Find every line of the listing below where "onda" appears, and copy it.

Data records
============

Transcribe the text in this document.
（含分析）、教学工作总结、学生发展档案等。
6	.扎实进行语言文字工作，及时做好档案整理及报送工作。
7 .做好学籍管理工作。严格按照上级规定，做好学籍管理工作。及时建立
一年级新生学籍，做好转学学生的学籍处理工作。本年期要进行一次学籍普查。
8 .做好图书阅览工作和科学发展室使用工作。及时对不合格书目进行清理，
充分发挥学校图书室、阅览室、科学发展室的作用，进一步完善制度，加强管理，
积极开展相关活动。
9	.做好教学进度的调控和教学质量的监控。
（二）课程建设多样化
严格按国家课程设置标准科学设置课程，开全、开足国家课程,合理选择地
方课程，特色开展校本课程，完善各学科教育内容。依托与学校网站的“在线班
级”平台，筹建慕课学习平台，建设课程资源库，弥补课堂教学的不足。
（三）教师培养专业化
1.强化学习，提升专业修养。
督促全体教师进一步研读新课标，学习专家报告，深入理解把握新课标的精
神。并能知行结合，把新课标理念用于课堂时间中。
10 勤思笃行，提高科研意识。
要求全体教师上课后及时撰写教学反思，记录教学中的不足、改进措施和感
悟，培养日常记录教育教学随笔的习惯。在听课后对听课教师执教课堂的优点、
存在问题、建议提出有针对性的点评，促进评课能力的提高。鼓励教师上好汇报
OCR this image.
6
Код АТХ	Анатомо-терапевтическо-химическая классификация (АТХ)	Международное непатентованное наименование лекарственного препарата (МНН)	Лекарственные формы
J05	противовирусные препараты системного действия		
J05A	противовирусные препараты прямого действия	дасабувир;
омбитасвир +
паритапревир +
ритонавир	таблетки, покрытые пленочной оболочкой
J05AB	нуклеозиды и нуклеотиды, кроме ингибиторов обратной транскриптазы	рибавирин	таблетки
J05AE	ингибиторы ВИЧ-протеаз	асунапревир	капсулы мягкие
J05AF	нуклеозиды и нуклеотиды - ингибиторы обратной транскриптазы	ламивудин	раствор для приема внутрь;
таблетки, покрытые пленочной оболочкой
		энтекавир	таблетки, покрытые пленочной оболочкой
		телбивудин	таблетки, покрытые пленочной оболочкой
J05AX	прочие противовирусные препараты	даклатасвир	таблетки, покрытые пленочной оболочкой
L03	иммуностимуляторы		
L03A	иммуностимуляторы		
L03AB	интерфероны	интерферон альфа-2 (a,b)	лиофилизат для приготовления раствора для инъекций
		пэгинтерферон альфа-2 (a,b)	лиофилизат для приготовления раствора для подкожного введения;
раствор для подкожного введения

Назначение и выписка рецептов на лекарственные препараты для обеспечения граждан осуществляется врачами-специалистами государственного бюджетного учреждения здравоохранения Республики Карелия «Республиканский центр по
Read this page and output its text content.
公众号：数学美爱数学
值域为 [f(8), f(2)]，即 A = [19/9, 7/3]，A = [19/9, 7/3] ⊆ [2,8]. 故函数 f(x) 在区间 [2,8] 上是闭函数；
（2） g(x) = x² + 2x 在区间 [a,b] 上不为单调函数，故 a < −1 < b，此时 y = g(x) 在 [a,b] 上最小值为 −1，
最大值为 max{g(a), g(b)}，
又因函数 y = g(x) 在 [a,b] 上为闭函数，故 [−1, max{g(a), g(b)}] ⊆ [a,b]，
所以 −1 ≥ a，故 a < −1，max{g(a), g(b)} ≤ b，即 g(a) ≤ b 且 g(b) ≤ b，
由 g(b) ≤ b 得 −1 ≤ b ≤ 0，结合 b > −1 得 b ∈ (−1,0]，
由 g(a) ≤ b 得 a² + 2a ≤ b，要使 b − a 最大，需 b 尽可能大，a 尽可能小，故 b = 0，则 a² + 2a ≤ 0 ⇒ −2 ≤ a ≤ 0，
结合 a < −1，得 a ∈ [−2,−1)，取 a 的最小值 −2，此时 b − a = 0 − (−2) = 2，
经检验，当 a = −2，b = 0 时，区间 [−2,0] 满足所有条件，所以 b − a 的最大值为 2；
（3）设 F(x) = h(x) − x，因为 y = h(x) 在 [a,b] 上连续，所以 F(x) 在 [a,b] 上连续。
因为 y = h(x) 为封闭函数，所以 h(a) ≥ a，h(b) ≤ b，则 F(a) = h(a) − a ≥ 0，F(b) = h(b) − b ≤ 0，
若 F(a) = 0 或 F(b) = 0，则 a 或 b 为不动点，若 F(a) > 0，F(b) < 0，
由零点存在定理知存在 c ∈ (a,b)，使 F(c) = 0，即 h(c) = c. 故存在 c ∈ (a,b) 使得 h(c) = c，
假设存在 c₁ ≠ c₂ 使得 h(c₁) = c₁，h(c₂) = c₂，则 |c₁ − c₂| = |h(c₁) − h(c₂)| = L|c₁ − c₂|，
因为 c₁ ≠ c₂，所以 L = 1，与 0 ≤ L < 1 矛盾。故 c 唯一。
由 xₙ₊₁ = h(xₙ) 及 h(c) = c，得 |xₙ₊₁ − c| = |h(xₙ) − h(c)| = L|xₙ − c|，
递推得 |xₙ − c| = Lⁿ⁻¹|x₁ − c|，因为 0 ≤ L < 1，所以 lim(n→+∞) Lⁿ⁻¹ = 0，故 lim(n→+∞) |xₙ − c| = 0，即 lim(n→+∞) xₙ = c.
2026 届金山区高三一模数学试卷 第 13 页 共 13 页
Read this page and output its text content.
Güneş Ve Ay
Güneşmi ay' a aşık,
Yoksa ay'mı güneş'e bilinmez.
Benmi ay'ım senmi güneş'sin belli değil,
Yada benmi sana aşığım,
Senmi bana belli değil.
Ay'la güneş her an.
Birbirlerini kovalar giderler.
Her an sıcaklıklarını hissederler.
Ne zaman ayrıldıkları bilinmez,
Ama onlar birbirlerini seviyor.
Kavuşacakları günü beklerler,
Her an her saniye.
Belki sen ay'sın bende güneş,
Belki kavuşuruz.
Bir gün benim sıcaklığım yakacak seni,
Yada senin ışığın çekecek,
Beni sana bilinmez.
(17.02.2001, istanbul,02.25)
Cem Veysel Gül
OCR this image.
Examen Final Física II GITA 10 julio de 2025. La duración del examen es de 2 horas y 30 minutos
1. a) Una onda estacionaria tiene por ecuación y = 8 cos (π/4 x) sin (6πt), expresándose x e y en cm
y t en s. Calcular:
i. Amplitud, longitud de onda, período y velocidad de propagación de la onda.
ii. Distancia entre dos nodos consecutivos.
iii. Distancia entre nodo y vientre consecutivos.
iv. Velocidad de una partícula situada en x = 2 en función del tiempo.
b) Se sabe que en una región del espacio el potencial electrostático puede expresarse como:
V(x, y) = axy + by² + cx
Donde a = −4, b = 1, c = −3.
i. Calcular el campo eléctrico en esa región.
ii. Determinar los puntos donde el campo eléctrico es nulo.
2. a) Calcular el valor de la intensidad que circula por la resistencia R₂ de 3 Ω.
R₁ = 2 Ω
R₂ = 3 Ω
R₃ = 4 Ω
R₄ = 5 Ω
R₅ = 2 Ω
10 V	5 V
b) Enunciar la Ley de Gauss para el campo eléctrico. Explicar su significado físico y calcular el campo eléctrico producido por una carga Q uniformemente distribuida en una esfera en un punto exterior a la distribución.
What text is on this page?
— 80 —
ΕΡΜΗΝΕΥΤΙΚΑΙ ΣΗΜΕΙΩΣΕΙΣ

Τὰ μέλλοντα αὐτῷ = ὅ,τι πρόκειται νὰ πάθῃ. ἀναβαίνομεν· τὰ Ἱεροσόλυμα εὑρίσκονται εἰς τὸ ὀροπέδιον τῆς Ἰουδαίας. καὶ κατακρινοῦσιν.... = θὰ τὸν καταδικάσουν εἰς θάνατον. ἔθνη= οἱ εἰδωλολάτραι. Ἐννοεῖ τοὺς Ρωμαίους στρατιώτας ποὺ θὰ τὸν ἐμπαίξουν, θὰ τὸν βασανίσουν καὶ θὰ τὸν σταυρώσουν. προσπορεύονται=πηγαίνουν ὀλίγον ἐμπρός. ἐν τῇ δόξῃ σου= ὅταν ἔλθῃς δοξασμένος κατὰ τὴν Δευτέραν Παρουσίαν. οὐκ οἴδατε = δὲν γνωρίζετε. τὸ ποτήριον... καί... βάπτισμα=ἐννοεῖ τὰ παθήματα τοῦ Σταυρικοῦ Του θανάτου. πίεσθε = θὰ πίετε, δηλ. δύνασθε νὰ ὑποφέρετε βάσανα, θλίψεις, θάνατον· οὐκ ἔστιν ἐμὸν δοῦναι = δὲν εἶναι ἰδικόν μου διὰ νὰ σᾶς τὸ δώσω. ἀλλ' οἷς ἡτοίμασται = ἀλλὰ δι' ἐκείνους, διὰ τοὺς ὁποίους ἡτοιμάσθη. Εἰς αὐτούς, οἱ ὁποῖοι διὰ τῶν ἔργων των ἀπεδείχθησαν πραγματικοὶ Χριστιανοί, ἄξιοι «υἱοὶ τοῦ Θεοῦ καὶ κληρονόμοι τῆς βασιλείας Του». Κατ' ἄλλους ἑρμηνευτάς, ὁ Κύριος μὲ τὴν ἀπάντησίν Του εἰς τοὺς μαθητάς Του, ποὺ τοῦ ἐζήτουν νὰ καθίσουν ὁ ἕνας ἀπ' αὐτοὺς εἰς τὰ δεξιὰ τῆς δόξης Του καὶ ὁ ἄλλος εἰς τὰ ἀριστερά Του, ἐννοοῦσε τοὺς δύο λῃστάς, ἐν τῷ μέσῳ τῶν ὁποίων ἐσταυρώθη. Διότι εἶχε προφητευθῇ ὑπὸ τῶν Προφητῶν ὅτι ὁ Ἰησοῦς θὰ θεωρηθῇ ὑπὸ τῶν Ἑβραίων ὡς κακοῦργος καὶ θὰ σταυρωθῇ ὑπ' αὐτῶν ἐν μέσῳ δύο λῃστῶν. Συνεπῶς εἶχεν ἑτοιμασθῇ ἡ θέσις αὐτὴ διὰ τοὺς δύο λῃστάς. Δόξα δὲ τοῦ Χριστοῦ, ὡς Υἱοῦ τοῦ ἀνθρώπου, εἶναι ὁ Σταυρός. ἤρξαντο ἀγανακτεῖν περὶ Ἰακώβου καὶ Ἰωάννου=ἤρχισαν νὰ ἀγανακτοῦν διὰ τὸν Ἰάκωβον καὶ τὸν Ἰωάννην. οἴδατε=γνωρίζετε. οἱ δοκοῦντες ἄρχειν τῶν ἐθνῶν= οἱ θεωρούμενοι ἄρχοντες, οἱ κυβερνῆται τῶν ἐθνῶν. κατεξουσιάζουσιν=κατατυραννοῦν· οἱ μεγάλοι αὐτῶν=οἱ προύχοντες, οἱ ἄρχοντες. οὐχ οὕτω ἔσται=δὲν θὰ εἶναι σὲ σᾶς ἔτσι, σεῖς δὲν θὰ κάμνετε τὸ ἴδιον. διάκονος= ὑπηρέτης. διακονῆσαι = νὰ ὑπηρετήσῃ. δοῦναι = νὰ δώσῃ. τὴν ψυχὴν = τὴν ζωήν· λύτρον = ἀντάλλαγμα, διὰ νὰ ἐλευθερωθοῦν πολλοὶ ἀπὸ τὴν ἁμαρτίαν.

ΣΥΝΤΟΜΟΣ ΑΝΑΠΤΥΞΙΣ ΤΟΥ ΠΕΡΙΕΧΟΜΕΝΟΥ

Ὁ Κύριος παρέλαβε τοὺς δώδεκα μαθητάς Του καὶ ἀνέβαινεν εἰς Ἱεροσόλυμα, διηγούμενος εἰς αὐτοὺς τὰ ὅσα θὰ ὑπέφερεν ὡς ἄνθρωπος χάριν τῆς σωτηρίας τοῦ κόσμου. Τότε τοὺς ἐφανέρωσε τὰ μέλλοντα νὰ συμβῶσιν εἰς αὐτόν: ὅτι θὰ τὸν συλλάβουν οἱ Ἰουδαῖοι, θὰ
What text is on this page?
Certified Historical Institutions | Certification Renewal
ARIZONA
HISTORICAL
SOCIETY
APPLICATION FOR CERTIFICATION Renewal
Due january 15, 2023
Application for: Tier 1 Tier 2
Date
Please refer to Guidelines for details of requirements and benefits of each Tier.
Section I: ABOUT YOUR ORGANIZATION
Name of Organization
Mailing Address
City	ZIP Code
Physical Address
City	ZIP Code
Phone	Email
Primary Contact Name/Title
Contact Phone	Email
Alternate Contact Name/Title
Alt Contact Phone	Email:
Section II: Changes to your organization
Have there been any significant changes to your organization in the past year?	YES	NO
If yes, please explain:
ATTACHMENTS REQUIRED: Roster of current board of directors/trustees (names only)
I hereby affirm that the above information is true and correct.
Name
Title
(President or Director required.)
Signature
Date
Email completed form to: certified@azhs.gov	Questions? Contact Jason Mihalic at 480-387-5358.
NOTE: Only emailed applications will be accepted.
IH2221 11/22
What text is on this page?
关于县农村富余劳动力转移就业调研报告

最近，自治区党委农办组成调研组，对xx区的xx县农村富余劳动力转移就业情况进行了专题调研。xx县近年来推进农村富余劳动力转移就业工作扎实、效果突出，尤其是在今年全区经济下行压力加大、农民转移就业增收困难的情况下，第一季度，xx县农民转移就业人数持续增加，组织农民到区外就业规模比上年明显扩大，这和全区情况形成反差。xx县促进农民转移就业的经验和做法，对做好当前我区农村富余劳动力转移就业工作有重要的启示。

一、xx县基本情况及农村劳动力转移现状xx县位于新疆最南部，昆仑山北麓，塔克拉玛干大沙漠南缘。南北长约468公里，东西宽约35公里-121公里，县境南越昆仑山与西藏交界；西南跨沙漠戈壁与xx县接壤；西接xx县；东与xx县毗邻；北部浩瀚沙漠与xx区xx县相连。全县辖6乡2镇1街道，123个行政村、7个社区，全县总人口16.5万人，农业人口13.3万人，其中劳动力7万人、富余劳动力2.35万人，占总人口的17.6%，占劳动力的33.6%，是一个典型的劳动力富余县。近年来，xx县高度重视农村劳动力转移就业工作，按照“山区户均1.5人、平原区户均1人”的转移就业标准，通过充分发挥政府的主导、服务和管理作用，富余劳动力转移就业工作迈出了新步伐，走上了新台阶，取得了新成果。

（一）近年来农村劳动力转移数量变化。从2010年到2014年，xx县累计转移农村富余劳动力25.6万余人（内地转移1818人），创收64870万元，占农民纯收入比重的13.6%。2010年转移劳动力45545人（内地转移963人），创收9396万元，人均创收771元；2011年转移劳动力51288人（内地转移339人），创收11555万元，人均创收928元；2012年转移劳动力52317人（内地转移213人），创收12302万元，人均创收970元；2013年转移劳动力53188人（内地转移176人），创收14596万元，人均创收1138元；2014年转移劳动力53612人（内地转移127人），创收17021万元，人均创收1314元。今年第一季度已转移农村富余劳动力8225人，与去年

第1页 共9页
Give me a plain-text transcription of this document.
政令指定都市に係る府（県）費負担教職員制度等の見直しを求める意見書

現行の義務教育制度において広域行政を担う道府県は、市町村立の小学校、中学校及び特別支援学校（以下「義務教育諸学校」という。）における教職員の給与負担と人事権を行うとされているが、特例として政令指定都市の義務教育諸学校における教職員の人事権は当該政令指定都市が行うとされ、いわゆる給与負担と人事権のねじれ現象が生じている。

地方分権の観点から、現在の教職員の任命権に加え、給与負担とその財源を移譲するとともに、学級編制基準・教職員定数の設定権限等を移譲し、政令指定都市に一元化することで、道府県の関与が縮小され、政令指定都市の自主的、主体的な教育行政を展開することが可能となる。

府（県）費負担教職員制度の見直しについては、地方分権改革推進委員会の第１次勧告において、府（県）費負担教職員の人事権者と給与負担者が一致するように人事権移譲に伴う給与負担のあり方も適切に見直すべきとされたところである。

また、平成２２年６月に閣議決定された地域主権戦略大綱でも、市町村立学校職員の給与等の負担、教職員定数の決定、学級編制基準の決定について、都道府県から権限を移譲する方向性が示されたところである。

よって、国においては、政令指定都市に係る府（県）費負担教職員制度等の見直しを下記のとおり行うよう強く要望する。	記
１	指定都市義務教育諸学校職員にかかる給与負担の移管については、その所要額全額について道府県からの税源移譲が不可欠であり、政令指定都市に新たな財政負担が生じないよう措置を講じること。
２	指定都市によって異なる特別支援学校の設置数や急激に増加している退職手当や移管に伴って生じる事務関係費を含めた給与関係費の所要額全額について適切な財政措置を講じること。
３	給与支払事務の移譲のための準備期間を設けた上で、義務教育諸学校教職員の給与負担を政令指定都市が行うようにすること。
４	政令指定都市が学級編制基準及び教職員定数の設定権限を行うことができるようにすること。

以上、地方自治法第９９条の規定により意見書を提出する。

============

Answer:
1. a) Una onda estacionaria tiene por ecuación y = 8 cos (π/4 x) sin (6πt), expresándose x e y en cm
i. Amplitud, longitud de onda, período y velocidad de propagación de la onda.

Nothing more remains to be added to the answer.